(Data records)
BEGIN

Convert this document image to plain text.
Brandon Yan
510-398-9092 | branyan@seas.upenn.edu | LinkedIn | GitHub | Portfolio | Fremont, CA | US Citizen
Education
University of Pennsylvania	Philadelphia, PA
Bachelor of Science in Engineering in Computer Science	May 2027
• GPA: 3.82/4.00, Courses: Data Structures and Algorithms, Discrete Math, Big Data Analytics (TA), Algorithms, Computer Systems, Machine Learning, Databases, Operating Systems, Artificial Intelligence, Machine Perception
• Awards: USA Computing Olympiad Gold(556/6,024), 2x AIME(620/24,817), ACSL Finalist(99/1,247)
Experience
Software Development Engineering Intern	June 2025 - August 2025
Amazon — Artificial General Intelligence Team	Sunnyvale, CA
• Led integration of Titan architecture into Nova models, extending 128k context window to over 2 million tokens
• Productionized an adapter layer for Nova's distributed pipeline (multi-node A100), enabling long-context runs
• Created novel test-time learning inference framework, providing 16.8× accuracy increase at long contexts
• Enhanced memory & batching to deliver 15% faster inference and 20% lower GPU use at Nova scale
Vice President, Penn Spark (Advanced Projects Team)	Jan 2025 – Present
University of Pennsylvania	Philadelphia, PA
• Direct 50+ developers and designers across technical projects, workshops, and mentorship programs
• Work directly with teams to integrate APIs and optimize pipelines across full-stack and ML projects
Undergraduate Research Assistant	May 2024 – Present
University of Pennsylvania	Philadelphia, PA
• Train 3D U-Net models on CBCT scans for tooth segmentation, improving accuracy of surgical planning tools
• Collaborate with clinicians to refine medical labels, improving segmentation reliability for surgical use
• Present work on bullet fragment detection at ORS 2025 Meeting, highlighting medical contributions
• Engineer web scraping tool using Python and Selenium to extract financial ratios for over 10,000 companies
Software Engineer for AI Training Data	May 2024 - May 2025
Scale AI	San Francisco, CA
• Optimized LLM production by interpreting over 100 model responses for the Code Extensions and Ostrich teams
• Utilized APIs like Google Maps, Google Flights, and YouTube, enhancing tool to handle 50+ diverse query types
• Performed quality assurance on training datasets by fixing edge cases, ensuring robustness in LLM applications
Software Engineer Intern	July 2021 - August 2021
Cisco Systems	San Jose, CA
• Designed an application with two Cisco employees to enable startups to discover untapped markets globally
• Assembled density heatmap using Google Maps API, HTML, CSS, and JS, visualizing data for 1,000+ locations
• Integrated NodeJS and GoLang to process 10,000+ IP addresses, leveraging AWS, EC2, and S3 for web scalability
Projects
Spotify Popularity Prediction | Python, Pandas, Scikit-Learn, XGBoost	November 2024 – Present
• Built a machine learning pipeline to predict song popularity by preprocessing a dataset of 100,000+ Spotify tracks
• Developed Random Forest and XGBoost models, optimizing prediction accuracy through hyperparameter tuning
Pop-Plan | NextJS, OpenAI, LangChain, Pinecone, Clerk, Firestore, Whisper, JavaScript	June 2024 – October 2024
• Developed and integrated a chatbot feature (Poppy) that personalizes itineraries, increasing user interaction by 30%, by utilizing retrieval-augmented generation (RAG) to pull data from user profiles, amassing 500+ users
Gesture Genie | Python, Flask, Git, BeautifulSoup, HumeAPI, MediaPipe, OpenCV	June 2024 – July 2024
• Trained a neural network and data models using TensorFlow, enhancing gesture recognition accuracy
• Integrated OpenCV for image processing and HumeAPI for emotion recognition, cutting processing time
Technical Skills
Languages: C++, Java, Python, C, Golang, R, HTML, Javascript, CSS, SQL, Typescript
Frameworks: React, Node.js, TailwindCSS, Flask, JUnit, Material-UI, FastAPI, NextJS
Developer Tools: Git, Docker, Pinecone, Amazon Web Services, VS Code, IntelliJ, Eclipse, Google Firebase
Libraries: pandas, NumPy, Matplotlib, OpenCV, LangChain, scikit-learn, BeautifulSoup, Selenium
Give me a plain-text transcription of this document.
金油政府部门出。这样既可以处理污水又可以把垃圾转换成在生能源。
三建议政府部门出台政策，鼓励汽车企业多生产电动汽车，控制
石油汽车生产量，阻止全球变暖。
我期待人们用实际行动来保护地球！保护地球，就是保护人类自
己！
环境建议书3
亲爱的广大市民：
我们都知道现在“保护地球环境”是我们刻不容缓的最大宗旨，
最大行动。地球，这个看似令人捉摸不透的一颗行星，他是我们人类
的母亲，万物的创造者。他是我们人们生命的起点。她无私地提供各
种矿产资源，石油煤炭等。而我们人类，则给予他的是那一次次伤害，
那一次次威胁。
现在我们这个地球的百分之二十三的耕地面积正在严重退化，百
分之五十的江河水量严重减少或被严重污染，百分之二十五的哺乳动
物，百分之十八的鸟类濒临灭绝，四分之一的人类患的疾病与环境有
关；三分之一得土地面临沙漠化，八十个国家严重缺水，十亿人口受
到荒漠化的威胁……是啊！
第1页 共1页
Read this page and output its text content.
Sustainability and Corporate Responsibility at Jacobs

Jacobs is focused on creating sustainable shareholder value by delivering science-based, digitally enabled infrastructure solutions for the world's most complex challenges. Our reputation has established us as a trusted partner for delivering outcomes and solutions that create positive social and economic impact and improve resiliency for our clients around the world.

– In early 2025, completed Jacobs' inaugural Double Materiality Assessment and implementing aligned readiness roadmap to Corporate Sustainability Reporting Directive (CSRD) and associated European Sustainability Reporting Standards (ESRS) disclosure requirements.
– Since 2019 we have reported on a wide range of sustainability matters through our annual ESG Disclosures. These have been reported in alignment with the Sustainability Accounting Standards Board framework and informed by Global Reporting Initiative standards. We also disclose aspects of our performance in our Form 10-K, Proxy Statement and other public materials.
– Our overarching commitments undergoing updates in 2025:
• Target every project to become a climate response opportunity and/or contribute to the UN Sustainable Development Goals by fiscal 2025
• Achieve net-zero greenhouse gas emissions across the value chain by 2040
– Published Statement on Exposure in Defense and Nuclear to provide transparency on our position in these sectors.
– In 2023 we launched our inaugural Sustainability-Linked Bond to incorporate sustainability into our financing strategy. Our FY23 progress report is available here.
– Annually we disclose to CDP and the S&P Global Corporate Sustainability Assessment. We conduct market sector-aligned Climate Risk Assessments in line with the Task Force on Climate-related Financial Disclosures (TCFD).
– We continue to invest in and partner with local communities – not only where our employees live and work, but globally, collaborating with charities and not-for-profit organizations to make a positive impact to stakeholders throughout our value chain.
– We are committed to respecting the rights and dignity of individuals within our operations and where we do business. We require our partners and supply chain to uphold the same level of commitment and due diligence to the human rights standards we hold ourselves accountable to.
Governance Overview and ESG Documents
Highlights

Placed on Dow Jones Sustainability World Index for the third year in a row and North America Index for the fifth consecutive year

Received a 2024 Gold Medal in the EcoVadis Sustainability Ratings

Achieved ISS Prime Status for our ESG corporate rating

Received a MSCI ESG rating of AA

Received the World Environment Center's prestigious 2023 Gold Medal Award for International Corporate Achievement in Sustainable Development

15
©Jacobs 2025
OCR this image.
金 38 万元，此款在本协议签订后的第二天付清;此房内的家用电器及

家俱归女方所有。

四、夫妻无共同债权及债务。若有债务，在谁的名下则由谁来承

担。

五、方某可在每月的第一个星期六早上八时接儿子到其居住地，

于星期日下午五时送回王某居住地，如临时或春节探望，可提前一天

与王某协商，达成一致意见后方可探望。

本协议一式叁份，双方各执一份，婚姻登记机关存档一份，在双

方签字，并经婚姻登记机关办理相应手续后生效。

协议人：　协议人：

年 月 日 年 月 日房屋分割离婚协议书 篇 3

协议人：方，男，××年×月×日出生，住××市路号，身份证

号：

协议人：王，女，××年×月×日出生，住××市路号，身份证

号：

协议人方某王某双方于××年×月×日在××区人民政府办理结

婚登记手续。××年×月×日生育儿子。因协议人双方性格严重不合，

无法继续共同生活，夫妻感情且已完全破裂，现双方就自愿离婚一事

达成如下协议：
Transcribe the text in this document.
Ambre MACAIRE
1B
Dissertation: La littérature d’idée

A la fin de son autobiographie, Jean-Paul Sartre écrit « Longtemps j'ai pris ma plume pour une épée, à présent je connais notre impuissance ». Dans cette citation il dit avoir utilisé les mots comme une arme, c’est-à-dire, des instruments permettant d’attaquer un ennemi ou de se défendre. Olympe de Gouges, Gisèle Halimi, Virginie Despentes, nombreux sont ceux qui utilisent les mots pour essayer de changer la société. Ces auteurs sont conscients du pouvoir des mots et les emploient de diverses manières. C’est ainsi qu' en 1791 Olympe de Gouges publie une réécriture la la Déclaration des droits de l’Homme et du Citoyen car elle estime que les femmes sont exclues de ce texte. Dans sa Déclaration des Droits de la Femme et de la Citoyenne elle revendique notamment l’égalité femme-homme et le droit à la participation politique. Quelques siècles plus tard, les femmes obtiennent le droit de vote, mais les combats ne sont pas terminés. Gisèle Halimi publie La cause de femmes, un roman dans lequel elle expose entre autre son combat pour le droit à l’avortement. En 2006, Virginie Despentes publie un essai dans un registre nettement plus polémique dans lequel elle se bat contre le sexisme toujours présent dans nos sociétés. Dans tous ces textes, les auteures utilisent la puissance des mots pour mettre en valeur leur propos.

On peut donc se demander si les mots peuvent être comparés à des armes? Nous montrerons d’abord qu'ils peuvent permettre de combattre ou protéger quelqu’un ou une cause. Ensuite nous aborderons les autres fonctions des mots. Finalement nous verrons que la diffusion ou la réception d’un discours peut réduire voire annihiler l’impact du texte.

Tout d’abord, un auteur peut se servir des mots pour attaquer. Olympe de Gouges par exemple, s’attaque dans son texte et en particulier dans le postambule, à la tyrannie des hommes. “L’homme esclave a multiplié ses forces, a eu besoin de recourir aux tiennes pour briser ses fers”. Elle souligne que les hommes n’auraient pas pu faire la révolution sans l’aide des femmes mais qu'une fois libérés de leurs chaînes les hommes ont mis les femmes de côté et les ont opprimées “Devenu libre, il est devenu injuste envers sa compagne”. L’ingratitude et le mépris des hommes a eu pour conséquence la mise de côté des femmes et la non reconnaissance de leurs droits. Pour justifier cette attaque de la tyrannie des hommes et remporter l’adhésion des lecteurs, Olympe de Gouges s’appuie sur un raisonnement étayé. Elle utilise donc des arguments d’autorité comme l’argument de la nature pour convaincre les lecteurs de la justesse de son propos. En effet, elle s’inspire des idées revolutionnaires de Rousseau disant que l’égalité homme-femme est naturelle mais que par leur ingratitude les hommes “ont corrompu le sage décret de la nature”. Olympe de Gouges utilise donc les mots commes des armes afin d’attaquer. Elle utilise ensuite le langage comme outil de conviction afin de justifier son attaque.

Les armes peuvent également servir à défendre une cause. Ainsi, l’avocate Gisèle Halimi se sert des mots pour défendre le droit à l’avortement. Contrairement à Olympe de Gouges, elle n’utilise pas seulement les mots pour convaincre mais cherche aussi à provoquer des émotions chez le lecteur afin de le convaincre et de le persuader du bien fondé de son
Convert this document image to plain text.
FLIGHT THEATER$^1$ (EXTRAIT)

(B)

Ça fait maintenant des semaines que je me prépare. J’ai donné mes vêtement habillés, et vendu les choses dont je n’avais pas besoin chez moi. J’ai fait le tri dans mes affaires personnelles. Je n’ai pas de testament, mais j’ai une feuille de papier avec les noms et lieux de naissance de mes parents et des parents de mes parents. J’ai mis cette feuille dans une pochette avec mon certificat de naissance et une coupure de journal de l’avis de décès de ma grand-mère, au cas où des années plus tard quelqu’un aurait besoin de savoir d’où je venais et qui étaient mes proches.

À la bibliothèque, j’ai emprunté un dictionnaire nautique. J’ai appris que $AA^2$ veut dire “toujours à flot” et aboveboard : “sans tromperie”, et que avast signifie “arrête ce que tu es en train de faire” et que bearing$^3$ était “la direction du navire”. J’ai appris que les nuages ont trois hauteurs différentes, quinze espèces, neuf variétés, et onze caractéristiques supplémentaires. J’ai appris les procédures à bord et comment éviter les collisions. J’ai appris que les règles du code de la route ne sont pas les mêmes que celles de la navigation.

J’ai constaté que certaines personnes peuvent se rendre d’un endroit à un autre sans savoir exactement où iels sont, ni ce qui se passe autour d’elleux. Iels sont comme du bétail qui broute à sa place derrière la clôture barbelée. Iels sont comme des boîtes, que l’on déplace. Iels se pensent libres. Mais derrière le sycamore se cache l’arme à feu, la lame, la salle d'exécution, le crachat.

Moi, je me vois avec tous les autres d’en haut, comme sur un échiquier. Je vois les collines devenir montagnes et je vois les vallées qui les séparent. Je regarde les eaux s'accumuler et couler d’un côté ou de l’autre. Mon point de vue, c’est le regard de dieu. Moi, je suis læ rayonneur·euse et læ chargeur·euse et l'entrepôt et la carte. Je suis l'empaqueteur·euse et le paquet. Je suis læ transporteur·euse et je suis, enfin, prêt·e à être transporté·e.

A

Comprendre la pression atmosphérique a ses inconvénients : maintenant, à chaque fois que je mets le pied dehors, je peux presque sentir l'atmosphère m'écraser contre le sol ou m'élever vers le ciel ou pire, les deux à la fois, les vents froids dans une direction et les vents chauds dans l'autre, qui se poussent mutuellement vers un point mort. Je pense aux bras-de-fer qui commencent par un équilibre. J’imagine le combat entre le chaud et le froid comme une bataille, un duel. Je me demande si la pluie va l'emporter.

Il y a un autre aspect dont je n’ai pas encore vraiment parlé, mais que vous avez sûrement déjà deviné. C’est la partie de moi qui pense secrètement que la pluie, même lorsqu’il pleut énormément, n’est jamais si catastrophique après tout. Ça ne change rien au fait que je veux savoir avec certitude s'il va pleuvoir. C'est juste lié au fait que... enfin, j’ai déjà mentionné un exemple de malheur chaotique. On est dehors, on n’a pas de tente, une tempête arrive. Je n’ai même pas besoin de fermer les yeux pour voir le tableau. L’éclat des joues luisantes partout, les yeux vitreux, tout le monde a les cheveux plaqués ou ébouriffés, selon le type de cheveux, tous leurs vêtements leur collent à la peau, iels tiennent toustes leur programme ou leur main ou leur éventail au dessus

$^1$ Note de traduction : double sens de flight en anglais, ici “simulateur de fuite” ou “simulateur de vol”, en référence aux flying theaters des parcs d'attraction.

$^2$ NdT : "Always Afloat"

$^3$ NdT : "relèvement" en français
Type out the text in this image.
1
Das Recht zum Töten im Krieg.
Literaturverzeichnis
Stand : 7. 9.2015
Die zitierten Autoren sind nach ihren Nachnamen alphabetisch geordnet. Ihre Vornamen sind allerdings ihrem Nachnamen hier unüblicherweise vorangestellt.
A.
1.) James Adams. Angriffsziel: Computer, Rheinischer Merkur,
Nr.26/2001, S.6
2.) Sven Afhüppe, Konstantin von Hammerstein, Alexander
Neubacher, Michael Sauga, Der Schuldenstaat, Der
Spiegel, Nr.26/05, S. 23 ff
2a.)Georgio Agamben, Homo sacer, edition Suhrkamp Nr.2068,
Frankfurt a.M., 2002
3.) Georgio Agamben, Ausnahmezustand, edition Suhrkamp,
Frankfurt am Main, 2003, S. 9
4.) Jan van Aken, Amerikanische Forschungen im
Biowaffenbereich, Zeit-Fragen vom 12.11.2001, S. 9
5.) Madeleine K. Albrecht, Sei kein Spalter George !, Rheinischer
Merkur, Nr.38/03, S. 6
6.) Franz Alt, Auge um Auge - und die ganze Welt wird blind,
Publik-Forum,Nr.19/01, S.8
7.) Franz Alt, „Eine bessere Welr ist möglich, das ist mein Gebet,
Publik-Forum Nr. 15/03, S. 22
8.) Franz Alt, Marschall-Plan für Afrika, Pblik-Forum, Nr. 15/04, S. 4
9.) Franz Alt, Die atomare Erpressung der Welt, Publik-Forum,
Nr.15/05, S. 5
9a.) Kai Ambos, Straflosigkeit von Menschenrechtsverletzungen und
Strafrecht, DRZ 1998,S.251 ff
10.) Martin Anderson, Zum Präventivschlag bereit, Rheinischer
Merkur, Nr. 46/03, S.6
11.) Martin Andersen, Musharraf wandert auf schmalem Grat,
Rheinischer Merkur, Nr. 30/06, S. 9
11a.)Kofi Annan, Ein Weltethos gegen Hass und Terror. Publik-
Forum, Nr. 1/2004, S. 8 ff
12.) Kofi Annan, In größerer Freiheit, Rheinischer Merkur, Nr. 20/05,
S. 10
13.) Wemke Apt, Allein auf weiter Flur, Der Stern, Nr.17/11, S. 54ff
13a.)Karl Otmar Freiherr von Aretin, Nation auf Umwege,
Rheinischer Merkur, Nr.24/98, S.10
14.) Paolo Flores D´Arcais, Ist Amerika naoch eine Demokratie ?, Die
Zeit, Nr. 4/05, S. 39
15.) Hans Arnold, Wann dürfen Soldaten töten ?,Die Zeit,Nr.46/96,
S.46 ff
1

END

Reply with nothing except the number of lines in the listing above that include the string "Artificial".

2